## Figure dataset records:
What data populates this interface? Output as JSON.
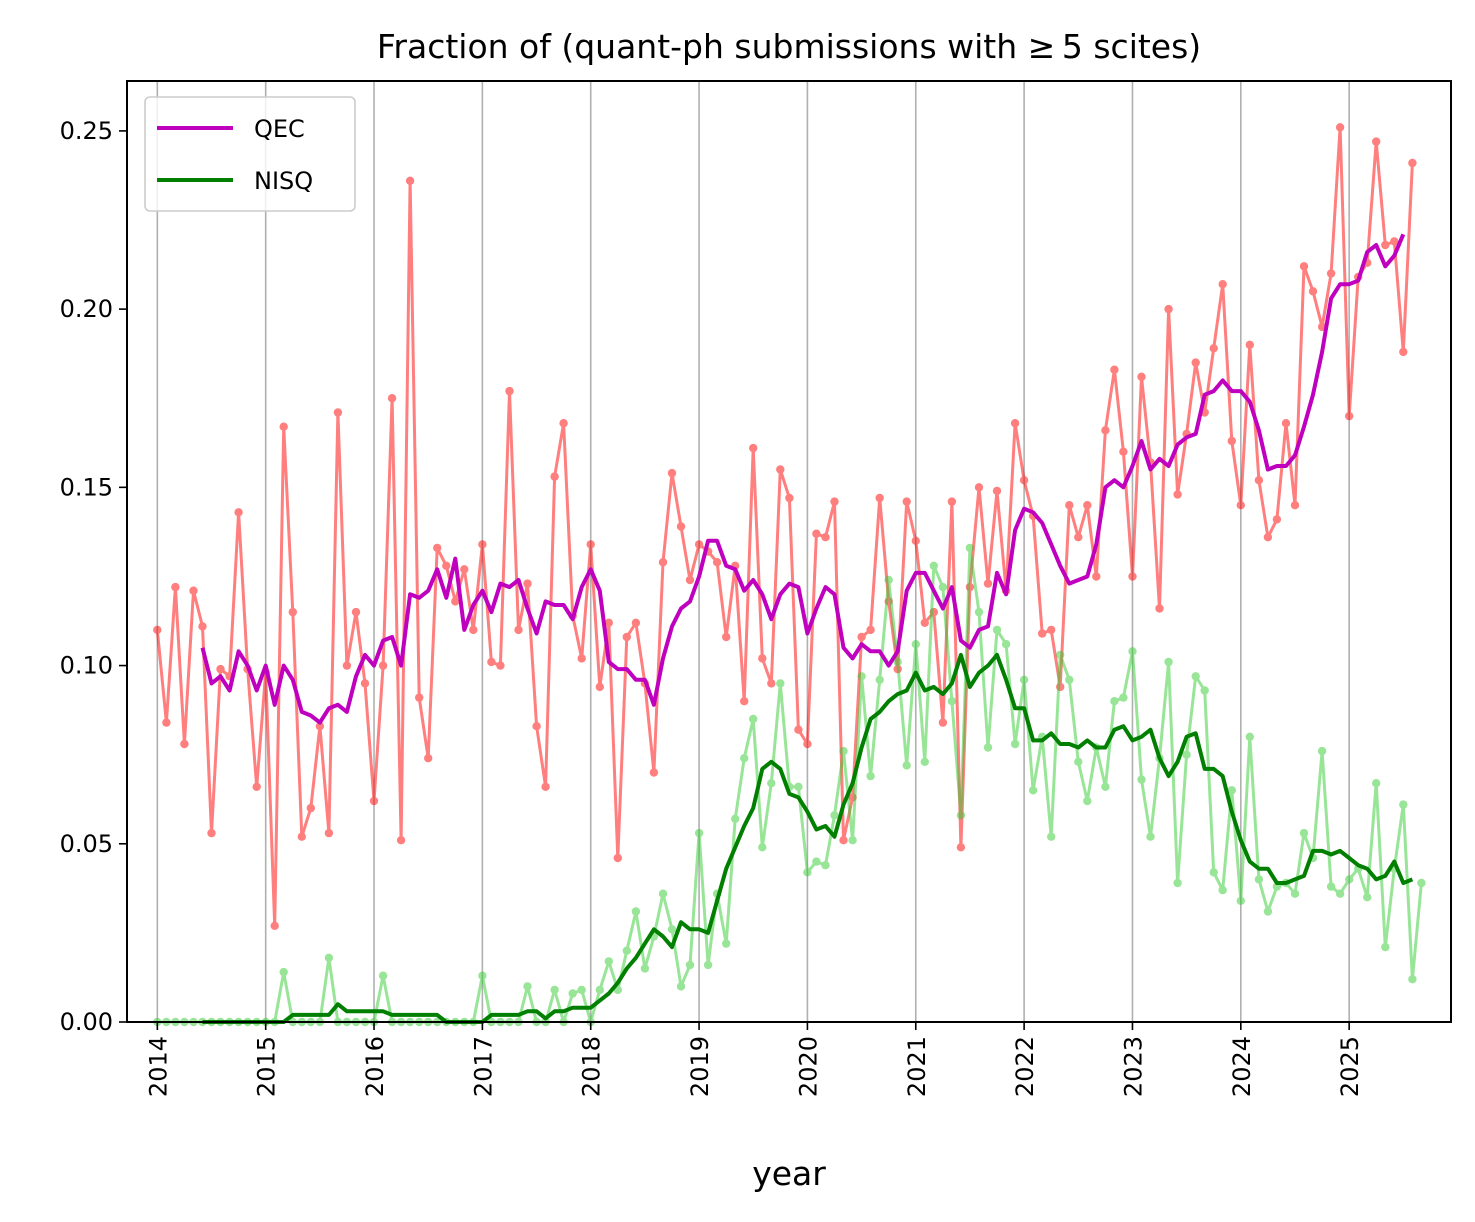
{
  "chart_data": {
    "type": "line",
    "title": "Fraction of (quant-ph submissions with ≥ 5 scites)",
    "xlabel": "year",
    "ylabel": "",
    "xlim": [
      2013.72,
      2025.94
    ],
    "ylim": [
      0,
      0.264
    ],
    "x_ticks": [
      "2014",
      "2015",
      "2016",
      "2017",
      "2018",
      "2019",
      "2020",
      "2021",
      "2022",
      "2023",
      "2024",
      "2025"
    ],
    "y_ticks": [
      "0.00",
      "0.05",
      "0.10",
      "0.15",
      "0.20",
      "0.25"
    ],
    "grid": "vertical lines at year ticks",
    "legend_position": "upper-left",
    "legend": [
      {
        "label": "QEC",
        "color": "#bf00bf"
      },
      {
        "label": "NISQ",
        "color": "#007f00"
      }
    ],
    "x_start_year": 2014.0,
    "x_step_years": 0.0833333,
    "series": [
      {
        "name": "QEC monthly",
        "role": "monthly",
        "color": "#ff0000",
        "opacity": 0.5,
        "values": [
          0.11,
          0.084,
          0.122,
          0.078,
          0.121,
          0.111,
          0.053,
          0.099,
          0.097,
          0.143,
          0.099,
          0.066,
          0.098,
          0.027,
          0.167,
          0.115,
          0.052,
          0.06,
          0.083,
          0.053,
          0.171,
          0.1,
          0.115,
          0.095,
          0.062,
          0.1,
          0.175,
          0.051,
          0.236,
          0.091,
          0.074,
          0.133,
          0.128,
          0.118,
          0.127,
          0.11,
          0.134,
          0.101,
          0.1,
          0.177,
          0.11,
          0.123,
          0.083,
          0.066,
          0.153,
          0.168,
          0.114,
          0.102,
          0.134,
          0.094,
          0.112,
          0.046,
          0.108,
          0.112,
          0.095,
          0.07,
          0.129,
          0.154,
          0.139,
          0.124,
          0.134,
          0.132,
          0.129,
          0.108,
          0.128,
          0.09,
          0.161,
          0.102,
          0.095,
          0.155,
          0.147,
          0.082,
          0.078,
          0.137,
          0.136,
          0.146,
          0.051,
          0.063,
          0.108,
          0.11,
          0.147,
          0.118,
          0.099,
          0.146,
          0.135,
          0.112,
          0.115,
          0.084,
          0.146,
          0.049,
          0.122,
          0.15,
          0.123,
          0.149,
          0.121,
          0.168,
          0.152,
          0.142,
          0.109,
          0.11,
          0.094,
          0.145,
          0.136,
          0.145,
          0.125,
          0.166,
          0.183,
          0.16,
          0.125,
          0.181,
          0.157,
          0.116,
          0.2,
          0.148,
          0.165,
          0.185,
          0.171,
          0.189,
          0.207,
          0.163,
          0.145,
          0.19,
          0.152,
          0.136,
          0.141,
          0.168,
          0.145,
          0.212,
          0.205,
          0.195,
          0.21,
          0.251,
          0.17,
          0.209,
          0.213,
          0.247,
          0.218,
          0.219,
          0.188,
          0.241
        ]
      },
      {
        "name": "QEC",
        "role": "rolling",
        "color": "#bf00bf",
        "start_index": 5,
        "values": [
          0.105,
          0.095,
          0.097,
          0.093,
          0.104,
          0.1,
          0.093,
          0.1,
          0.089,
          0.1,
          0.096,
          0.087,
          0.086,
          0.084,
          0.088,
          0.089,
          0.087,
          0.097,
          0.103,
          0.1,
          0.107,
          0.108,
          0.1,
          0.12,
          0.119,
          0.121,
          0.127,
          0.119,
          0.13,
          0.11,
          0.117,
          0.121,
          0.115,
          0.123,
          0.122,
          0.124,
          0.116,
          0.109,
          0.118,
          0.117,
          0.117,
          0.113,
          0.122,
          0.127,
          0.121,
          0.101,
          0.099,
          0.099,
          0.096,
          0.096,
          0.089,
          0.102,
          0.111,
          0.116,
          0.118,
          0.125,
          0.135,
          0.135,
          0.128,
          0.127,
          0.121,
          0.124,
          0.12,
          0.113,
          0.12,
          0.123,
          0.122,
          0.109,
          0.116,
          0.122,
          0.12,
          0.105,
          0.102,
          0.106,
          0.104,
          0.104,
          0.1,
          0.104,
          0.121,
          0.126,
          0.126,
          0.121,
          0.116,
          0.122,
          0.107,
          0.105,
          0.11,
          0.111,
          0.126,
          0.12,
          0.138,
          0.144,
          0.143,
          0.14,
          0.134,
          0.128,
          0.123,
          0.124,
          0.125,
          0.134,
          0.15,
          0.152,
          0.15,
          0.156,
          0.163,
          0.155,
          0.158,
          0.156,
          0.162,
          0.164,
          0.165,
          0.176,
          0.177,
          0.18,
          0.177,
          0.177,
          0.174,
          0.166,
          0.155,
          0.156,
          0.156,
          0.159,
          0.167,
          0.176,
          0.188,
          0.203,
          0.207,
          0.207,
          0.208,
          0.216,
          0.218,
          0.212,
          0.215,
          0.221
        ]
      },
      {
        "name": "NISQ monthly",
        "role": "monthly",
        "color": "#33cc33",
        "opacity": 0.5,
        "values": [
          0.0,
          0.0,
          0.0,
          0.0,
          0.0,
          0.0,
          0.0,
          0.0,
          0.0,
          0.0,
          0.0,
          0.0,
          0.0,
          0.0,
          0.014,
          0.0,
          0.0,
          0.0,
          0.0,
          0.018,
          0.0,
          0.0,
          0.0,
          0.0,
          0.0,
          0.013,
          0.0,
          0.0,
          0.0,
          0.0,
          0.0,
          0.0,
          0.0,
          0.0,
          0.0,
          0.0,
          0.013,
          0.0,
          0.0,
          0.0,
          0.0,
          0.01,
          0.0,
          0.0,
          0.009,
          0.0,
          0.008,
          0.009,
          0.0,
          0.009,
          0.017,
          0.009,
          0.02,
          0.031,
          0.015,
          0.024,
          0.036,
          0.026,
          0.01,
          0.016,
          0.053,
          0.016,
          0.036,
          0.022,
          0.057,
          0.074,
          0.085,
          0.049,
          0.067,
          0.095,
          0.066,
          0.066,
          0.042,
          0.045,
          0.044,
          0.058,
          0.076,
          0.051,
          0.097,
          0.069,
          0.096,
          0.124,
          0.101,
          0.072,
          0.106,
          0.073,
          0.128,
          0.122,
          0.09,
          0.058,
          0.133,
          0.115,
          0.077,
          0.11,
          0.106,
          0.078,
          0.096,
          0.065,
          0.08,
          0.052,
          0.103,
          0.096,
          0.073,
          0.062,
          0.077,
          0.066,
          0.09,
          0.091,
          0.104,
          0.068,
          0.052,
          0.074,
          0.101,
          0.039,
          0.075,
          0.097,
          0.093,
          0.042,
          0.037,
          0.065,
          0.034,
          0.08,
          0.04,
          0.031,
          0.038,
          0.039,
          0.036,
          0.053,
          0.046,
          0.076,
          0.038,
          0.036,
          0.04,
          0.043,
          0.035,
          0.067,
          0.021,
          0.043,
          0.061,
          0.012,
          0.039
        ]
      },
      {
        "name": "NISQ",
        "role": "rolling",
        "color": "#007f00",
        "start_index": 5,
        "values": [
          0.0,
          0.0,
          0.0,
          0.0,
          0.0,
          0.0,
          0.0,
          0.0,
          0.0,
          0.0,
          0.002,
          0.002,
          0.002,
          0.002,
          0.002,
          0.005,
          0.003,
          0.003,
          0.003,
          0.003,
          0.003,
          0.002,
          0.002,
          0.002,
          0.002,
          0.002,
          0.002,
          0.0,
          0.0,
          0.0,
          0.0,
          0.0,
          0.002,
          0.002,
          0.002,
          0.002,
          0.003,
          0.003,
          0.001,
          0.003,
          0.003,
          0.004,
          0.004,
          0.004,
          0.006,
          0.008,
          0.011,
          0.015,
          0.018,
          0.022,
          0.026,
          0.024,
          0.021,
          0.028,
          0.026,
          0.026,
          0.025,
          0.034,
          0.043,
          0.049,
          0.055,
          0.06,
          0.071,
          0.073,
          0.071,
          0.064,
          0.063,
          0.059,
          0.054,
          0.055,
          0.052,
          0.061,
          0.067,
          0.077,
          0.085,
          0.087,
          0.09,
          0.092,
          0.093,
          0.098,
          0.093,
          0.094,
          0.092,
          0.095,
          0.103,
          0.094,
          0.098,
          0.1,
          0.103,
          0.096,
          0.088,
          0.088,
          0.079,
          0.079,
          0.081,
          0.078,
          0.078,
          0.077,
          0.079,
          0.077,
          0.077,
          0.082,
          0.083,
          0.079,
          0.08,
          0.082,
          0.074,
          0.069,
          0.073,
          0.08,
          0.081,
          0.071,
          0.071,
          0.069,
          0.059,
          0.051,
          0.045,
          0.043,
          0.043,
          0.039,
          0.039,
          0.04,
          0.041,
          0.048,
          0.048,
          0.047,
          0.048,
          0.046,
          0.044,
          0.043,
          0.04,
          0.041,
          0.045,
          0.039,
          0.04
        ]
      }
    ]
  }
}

## The exercise:
Using the records above, copy every line that has the word "NISQ" in it.

## Worked solution:
        "label": "NISQ",
        "name": "NISQ monthly",
        "name": "NISQ",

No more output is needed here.